SET EXERCISE: Reproduce all of the data that follows, character for character.

━━━━

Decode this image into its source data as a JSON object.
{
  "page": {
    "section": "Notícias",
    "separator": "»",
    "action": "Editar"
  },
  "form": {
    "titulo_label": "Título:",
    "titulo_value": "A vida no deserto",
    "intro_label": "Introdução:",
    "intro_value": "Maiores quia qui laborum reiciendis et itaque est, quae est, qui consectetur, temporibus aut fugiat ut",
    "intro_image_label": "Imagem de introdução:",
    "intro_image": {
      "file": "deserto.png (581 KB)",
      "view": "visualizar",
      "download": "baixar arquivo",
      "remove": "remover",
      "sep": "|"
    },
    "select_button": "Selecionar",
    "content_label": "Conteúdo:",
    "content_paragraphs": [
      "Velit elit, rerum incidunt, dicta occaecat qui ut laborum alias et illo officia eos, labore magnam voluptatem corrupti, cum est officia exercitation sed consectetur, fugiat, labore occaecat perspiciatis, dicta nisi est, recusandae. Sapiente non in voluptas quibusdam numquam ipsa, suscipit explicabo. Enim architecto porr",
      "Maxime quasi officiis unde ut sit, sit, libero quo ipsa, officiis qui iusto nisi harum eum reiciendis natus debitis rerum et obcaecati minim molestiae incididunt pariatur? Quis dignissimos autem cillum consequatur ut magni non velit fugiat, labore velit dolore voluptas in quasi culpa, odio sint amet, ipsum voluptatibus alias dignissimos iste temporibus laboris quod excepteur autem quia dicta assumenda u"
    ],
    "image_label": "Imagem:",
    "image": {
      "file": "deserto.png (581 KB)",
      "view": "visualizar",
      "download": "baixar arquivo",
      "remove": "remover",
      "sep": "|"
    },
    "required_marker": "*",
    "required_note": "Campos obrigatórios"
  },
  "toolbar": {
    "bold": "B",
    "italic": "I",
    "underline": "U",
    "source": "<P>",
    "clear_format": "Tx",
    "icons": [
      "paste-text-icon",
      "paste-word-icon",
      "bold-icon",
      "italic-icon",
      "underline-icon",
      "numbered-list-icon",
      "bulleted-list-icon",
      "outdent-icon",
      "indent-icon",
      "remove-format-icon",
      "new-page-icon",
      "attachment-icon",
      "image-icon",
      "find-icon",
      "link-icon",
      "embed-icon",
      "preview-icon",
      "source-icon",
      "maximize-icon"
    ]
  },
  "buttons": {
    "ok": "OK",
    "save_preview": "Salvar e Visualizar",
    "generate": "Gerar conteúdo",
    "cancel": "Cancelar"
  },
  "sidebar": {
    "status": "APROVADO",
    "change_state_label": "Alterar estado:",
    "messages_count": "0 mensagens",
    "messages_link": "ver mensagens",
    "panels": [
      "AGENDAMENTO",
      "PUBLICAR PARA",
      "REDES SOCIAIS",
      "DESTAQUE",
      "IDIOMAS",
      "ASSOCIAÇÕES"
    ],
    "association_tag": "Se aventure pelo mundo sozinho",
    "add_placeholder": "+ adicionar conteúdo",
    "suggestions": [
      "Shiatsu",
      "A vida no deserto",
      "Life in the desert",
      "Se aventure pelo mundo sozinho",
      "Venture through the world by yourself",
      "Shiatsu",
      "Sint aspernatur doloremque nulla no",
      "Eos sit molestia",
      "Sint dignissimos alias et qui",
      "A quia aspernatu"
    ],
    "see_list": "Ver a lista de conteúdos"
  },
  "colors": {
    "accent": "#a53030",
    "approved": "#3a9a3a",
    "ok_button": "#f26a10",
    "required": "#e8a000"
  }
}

━━━━

EXPECTED ANSWER:
Decode this image into its source data as a JSON object.
{
  "page": {
    "section": "Notícias",
    "separator": "»",
    "action": "Editar"
  },
  "form": {
    "titulo_label": "Título:",
    "titulo_value": "A vida no deserto",
    "intro_label": "Introdução:",
    "intro_value": "Maiores quia qui laborum reiciendis et itaque est, quae est, qui consectetur, temporibus aut fugiat ut",
    "intro_image_label": "Imagem de introdução:",
    "intro_image": {
      "file": "deserto.png (581 KB)",
      "view": "visualizar",
      "download": "baixar arquivo",
      "remove": "remover",
      "sep": "|"
    },
    "select_button": "Selecionar",
    "content_label": "Conteúdo:",
    "content_paragraphs": [
      "Velit elit, rerum incidunt, dicta occaecat qui ut laborum alias et illo officia eos, labore magnam voluptatem corrupti, cum est officia exercitation sed consectetur, fugiat, labore occaecat perspiciatis, dicta nisi est, recusandae. Sapiente non in voluptas quibusdam numquam ipsa, suscipit explicabo. Enim architecto porr",
      "Maxime quasi officiis unde ut sit, sit, libero quo ipsa, officiis qui iusto nisi harum eum reiciendis natus debitis rerum et obcaecati minim molestiae incididunt pariatur? Quis dignissimos autem cillum consequatur ut magni non velit fugiat, labore velit dolore voluptas in quasi culpa, odio sint amet, ipsum voluptatibus alias dignissimos iste temporibus laboris quod excepteur autem quia dicta assumenda u"
    ],
    "image_label": "Imagem:",
    "image": {
      "file": "deserto.png (581 KB)",
      "view": "visualizar",
      "download": "baixar arquivo",
      "remove": "remover",
      "sep": "|"
    },
    "required_marker": "*",
    "required_note": "Campos obrigatórios"
  },
  "toolbar": {
    "bold": "B",
    "italic": "I",
    "underline": "U",
    "source": "<P>",
    "clear_format": "Tx",
    "icons": [
      "paste-text-icon",
      "paste-word-icon",
      "bold-icon",
      "italic-icon",
      "underline-icon",
      "numbered-list-icon",
      "bulleted-list-icon",
      "outdent-icon",
      "indent-icon",
      "remove-format-icon",
      "new-page-icon",
      "attachment-icon",
      "image-icon",
      "find-icon",
      "link-icon",
      "embed-icon",
      "preview-icon",
      "source-icon",
      "maximize-icon"
    ]
  },
  "buttons": {
    "ok": "OK",
    "save_preview": "Salvar e Visualizar",
    "generate": "Gerar conteúdo",
    "cancel": "Cancelar"
  },
  "sidebar": {
    "status": "APROVADO",
    "change_state_label": "Alterar estado:",
    "messages_count": "0 mensagens",
    "messages_link": "ver mensagens",
    "panels": [
      "AGENDAMENTO",
      "PUBLICAR PARA",
      "REDES SOCIAIS",
      "DESTAQUE",
      "IDIOMAS",
      "ASSOCIAÇÕES"
    ],
    "association_tag": "Se aventure pelo mundo sozinho",
    "add_placeholder": "+ adicionar conteúdo",
    "suggestions": [
      "Shiatsu",
      "A vida no deserto",
      "Life in the desert",
      "Se aventure pelo mundo sozinho",
      "Venture through the world by yourself",
      "Shiatsu",
      "Sint aspernatur doloremque nulla no",
      "Eos sit molestia",
      "Sint dignissimos alias et qui",
      "A quia aspernatu"
    ],
    "see_list": "Ver a lista de conteúdos"
  },
  "colors": {
    "accent": "#a53030",
    "approved": "#3a9a3a",
    "ok_button": "#f26a10",
    "required": "#e8a000"
  }
}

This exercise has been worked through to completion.